Source document:
====


          I don’t see it. I don’t see this being a revolution like it’s being made out to be. I see it as another feature of the smartphone that has some use cases.

          1. At the very least AR still shows people what’s around them (though certain apps insert things that block the field of view). I wonder if anyone has studied the Pokemon Go craze in terms of how many people were injured or died while playing. That’ll probably give us an idea of what effect AR will have on societies.

      2. As no one else has explained anything other than a nerdy sci-fi fantasy to you: for the average person, AR simply isn’t. It’s been around awhile, just like VR, and for most people, the actual, useful practical applications are very limited. It makes simple tasks more complex and provides exactly nothing (other than ‘cool effects!) that isn’t already available on your device. If you are over the age of 14 or not a tech geek/engineer, the appeal is probably pretty small, the novelty wears off quickly. I don’t have the foggiest idea why the people at Apple have decided it’s THE FUTURE, but so it goes. I’d really like to think they are more creative than this, but Apple is a very different beast these days.

====

Dataset content:
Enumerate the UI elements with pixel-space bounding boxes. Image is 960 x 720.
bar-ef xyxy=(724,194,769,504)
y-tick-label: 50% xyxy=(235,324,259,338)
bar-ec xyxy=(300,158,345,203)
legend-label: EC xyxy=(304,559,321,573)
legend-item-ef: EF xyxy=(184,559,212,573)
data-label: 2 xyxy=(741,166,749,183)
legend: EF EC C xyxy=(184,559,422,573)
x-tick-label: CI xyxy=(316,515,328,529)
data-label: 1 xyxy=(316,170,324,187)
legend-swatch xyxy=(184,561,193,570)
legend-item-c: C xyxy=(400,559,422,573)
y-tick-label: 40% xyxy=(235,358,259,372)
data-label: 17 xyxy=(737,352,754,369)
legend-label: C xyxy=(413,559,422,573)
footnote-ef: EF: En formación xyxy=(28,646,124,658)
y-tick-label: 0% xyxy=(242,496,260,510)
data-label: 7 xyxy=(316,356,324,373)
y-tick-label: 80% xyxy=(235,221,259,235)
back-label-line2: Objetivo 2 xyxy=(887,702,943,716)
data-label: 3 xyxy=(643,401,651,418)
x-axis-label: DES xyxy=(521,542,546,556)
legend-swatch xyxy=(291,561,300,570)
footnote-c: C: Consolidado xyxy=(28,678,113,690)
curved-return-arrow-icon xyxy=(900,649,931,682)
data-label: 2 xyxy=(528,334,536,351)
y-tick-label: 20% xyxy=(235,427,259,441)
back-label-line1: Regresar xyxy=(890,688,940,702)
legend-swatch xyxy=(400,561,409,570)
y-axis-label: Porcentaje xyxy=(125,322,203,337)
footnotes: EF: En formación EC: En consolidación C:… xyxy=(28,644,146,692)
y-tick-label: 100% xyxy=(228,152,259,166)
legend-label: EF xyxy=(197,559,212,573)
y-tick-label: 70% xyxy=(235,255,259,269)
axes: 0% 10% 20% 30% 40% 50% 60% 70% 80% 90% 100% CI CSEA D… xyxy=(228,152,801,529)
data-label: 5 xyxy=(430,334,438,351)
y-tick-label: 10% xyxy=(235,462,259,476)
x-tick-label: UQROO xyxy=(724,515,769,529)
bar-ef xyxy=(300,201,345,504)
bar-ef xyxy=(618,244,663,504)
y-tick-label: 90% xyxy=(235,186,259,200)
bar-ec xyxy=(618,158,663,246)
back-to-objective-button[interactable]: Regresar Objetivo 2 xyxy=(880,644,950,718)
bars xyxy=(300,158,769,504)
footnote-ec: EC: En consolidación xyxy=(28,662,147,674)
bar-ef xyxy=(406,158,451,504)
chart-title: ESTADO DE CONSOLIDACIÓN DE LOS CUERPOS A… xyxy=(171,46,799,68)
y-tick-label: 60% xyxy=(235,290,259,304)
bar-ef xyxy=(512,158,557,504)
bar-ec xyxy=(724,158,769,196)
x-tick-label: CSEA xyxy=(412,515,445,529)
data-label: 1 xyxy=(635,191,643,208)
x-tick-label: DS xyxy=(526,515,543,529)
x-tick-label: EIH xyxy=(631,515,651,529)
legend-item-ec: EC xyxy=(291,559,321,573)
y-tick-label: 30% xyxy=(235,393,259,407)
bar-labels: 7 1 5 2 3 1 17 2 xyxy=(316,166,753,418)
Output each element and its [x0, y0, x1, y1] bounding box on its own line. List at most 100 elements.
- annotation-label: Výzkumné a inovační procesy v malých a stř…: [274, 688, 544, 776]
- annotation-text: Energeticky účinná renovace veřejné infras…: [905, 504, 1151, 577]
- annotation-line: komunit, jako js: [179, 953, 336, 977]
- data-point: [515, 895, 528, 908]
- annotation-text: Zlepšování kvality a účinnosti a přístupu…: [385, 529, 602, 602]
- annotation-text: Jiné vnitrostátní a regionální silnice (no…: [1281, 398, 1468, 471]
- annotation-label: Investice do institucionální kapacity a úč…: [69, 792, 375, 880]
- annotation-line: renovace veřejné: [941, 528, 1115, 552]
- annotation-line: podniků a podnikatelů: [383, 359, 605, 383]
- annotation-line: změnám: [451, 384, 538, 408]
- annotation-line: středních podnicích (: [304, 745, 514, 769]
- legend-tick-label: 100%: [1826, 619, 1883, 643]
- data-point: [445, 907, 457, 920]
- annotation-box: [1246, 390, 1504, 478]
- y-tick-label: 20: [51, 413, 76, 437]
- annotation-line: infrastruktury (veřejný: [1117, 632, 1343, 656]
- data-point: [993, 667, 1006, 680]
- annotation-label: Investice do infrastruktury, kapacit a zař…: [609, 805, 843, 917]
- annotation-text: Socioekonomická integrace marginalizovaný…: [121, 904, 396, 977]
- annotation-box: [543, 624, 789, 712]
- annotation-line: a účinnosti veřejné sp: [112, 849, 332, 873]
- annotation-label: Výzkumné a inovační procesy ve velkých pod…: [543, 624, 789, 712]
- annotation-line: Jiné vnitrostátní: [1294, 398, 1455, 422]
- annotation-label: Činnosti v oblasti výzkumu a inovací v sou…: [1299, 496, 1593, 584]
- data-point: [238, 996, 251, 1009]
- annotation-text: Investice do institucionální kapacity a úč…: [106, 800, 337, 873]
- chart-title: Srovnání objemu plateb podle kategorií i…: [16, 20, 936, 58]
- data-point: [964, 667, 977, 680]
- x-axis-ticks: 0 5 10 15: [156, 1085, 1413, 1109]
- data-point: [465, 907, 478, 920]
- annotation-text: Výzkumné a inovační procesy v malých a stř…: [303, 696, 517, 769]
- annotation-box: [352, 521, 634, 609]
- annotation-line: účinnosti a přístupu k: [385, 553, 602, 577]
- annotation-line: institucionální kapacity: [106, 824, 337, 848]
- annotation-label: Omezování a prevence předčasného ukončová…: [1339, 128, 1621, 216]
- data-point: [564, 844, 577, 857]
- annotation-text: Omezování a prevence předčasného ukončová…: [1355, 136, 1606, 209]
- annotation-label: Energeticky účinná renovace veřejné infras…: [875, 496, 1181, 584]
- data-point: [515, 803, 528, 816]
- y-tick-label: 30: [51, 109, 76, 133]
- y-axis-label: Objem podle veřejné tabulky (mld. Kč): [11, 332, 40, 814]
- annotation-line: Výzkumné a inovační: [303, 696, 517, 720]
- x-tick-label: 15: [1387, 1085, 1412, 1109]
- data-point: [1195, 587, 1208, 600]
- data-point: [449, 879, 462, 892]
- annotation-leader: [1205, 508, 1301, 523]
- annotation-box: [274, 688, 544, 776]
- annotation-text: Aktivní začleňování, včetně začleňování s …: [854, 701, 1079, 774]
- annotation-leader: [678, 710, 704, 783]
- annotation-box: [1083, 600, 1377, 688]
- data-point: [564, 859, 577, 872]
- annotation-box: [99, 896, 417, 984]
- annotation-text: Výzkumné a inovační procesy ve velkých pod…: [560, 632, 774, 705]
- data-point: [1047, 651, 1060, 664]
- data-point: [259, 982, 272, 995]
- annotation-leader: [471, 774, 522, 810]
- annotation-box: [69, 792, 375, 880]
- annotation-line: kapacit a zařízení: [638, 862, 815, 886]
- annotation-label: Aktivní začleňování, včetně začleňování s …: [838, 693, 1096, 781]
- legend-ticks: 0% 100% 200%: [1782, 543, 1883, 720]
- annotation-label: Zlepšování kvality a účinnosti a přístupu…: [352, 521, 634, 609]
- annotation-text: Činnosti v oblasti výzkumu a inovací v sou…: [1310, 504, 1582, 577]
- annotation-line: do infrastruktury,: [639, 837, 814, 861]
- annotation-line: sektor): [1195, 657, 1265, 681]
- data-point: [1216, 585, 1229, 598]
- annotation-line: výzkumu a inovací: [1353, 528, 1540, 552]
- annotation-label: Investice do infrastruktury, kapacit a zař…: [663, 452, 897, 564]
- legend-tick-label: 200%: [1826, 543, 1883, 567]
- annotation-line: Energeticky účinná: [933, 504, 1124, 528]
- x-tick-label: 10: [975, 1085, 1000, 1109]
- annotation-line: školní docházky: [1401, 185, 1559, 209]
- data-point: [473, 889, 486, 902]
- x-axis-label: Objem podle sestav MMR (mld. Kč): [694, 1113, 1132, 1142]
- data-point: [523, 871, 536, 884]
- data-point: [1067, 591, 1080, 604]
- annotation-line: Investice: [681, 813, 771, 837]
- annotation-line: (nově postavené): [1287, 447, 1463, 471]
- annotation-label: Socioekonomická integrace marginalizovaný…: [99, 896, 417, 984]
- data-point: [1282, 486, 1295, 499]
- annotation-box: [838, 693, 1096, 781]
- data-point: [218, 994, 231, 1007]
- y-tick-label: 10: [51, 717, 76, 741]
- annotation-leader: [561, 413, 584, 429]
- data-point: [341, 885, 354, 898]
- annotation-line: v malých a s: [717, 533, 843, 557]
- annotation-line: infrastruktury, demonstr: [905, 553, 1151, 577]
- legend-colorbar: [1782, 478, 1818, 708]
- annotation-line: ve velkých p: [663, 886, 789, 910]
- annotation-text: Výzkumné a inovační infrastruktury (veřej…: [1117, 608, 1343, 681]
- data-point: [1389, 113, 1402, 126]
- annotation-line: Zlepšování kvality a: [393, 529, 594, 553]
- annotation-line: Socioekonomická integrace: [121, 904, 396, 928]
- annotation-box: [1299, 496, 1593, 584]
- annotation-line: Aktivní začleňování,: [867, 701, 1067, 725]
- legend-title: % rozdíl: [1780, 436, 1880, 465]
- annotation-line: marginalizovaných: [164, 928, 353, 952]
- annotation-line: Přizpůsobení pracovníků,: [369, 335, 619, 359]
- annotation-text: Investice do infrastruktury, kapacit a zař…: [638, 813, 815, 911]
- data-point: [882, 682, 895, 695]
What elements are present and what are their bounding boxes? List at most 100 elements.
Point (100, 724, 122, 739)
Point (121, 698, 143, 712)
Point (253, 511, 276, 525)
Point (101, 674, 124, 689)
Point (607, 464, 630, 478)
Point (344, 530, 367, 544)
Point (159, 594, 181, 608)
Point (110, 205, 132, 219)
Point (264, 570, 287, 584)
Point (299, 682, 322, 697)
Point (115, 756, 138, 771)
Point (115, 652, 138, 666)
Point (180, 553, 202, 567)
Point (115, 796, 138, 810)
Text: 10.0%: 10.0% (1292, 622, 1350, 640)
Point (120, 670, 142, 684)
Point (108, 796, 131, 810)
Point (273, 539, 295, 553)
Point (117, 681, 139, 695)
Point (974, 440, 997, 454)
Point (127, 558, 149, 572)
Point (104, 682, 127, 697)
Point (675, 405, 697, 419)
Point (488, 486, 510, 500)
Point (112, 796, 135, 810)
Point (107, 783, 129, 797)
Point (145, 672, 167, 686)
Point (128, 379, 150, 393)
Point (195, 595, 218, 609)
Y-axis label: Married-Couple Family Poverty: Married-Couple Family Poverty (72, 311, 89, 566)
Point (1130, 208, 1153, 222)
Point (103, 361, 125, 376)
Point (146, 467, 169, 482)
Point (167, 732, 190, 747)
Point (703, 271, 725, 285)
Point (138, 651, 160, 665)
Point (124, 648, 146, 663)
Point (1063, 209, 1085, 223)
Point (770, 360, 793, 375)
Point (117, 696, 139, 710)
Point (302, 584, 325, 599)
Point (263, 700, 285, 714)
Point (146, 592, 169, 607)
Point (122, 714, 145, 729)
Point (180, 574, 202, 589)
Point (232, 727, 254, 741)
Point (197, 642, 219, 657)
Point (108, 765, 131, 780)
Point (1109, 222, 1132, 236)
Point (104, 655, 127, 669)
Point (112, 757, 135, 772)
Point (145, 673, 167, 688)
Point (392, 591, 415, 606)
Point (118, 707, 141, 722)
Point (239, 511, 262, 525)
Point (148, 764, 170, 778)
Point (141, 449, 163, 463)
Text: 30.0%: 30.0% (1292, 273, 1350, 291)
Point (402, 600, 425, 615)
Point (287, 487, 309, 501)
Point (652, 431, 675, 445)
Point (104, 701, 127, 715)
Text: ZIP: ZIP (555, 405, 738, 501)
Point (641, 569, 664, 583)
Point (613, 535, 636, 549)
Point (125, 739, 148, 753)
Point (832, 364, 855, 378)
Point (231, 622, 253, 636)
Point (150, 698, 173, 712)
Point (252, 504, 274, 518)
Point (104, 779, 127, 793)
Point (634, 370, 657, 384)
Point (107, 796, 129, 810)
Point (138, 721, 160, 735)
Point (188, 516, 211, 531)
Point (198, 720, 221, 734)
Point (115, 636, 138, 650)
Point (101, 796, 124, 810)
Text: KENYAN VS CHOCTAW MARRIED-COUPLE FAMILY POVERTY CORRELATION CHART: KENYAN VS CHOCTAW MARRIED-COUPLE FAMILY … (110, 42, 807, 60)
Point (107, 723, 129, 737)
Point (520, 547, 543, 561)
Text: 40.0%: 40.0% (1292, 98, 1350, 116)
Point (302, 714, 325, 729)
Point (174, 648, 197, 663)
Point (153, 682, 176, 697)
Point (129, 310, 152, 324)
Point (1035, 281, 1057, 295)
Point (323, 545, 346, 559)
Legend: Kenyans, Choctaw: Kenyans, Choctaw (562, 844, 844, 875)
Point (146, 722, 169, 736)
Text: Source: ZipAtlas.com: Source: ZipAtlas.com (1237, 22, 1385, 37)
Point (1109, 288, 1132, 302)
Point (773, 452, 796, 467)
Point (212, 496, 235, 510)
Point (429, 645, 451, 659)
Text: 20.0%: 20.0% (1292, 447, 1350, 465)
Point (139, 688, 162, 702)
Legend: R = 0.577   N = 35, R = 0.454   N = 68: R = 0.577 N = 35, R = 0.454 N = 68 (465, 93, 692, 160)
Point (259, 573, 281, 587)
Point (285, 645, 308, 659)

====

Prompt: Write out the passage from the AR comments word for word, starting at "I don’t see it." and ending at "some use cases.".

Solution for this problem:
I don’t see it. I don’t see this being a revolution like it’s being made out to be. I see it as another feature of the smartphone that has some use cases.